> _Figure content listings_
━━━━━━━━━━━━━━━━━━━━━━━━━━━━━━

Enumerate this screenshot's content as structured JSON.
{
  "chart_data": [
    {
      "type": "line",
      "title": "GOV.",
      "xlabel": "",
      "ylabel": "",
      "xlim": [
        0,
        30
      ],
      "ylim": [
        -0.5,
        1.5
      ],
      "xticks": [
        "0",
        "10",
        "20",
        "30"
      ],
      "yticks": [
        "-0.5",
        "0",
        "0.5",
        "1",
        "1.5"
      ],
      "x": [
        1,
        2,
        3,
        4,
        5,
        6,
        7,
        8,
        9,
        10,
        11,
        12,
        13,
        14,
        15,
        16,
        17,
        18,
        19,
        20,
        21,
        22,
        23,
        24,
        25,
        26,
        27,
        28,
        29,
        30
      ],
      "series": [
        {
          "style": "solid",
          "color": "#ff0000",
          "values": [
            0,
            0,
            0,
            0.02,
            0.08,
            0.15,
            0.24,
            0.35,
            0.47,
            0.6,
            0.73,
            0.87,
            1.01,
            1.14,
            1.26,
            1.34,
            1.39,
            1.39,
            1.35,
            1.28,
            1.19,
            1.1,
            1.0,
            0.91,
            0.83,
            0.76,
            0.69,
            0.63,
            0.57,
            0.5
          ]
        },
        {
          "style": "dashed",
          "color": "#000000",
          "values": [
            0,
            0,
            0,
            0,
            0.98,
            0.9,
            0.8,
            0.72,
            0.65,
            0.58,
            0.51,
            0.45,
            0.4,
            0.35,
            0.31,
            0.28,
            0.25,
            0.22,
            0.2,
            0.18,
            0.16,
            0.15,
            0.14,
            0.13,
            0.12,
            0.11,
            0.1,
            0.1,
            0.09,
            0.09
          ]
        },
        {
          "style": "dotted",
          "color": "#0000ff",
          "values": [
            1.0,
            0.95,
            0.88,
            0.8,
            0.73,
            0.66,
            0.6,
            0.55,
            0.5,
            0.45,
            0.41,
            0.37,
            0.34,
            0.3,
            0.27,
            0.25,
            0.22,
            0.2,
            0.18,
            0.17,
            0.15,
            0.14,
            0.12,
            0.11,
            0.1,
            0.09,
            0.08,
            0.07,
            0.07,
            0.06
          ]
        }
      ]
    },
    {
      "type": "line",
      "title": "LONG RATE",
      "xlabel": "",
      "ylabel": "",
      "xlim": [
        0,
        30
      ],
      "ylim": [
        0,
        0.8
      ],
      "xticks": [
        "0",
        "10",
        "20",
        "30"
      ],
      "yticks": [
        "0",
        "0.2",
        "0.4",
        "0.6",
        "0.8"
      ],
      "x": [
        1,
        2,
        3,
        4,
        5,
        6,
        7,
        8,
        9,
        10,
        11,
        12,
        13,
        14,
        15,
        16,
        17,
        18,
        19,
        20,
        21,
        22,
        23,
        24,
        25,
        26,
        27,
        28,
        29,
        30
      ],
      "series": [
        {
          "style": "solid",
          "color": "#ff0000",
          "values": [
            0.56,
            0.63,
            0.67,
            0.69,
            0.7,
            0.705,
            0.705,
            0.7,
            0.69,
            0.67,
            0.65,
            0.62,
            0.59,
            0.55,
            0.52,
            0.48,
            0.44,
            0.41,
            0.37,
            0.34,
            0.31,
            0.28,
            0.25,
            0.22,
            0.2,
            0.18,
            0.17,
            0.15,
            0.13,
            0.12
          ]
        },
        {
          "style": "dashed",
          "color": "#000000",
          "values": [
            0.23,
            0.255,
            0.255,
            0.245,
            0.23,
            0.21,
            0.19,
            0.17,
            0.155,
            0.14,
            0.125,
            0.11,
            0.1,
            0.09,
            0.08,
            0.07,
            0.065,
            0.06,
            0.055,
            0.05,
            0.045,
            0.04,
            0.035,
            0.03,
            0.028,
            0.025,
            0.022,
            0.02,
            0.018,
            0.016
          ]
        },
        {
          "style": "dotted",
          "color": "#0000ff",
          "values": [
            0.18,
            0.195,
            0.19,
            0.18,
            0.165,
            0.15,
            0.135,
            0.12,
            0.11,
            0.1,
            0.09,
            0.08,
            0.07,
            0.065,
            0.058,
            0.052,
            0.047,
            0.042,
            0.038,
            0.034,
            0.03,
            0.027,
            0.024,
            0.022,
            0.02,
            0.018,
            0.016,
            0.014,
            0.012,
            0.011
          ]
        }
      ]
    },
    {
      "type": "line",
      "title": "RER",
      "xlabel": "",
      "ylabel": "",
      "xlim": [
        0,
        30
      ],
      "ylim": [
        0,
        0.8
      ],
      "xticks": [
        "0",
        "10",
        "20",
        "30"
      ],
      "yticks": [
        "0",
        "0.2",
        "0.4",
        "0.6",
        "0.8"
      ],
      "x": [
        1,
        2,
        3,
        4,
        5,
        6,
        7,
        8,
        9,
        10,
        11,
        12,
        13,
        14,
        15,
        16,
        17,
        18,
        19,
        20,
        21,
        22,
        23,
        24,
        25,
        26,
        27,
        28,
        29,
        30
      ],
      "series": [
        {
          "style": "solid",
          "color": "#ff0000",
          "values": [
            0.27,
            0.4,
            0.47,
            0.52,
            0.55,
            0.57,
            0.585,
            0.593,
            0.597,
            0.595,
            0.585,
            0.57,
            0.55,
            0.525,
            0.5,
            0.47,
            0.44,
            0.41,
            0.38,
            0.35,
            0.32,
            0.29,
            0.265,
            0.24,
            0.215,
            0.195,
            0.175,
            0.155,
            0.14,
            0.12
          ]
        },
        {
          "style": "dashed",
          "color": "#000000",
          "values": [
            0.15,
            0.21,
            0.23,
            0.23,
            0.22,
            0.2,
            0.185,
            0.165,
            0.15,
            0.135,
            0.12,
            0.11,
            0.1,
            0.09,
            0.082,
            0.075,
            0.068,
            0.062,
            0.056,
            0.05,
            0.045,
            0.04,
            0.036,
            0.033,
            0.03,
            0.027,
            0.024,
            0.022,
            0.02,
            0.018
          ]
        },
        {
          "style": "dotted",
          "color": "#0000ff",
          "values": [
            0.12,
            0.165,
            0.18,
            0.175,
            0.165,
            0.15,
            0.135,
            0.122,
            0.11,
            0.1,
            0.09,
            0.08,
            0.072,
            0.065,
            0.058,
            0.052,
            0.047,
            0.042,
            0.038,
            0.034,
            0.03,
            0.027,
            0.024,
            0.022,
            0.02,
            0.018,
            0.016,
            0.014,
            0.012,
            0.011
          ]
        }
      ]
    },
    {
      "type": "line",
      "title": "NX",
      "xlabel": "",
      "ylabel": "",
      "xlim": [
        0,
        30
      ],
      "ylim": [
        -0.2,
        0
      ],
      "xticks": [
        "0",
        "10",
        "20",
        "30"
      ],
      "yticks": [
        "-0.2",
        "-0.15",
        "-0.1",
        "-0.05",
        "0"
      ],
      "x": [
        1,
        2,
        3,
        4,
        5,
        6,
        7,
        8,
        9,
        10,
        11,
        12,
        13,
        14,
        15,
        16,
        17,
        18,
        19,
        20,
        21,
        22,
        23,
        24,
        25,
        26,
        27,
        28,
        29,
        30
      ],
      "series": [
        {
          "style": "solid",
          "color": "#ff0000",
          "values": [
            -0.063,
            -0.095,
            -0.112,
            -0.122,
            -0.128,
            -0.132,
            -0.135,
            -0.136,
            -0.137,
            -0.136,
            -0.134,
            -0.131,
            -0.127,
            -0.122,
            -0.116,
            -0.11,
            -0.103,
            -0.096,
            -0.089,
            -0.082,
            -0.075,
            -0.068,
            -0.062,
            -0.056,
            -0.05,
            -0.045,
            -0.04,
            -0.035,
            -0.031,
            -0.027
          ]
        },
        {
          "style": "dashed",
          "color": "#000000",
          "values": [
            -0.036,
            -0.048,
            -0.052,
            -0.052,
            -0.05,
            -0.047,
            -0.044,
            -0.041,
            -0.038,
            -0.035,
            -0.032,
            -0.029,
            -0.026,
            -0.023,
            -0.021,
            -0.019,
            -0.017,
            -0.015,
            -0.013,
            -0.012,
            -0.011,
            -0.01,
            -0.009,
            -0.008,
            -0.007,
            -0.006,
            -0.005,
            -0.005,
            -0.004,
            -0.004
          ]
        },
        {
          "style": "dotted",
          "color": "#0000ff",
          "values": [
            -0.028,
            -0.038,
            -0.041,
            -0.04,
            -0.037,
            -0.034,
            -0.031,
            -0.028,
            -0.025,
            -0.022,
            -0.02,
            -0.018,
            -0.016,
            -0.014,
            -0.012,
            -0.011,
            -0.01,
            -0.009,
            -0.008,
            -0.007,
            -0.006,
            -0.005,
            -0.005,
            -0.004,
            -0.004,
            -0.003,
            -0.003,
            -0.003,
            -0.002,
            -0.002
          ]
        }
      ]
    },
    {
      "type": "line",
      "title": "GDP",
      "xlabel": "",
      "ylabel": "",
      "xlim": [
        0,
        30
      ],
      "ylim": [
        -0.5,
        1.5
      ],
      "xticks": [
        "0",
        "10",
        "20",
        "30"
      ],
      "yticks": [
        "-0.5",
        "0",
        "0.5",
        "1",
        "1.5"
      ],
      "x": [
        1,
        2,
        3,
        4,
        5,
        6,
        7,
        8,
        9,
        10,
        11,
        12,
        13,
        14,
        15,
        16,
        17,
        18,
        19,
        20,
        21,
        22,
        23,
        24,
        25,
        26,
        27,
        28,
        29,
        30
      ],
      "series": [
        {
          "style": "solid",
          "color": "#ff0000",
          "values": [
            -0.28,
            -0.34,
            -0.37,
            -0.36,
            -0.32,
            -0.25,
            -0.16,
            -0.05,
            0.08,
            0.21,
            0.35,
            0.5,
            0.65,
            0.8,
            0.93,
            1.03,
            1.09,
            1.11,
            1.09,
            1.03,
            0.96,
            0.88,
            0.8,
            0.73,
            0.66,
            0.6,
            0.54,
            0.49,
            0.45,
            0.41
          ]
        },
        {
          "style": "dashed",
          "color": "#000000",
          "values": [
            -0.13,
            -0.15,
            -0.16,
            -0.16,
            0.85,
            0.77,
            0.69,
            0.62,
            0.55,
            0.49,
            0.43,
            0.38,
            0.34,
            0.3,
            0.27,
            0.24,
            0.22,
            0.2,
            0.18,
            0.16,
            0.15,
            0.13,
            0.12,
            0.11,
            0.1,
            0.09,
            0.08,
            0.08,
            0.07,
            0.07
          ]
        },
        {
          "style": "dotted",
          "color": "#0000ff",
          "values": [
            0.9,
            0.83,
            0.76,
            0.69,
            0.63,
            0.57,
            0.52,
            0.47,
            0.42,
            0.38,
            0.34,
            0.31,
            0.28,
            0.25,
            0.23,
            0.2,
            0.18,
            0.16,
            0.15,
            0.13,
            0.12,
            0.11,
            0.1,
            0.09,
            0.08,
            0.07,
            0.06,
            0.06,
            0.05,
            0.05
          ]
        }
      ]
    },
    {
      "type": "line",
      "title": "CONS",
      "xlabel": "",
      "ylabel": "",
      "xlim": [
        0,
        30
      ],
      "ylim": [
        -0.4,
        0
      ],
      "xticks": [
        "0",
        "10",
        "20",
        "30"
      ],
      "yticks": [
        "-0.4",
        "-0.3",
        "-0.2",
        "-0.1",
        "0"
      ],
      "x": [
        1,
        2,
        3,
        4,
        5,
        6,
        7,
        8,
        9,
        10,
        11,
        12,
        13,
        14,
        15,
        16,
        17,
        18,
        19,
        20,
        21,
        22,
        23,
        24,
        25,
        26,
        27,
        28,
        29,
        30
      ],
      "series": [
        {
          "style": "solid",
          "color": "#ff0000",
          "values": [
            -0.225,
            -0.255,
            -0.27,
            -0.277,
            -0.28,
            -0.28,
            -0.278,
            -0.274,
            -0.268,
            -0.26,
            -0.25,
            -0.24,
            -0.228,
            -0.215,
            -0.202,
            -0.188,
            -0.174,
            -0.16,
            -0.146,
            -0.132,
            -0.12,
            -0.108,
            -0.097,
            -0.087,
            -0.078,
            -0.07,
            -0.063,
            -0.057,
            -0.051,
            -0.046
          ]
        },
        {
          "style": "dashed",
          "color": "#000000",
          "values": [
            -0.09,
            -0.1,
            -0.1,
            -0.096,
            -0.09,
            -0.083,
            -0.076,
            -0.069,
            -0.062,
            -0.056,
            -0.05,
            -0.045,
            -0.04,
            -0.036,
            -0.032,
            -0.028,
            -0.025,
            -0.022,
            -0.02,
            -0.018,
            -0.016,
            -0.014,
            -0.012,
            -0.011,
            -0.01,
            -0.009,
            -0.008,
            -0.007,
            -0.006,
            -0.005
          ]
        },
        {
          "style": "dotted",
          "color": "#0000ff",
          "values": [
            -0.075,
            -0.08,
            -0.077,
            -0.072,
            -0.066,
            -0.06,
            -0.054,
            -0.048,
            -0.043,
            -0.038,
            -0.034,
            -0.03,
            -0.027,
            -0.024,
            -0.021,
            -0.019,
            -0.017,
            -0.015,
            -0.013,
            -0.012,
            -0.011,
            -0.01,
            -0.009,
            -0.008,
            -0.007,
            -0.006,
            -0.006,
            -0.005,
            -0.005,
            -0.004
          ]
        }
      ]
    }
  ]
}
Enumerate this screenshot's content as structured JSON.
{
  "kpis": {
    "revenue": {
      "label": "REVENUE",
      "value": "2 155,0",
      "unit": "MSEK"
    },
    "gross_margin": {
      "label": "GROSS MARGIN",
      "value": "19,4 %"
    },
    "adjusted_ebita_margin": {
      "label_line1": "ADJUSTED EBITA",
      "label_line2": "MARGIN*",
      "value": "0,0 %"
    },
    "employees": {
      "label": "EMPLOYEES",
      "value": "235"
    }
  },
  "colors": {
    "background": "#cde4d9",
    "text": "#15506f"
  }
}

━━━━━━━━━━━━━━━━━━━━━━━━━━━━━━

> _YOUR TASK_
From the data above, copy each line where the string "title" appears.

> _FINISHED TASK_
      "title": "GOV.",
      "title": "LONG RATE",
      "title": "RER",
      "title": "NX",
      "title": "GDP",
      "title": "CONS",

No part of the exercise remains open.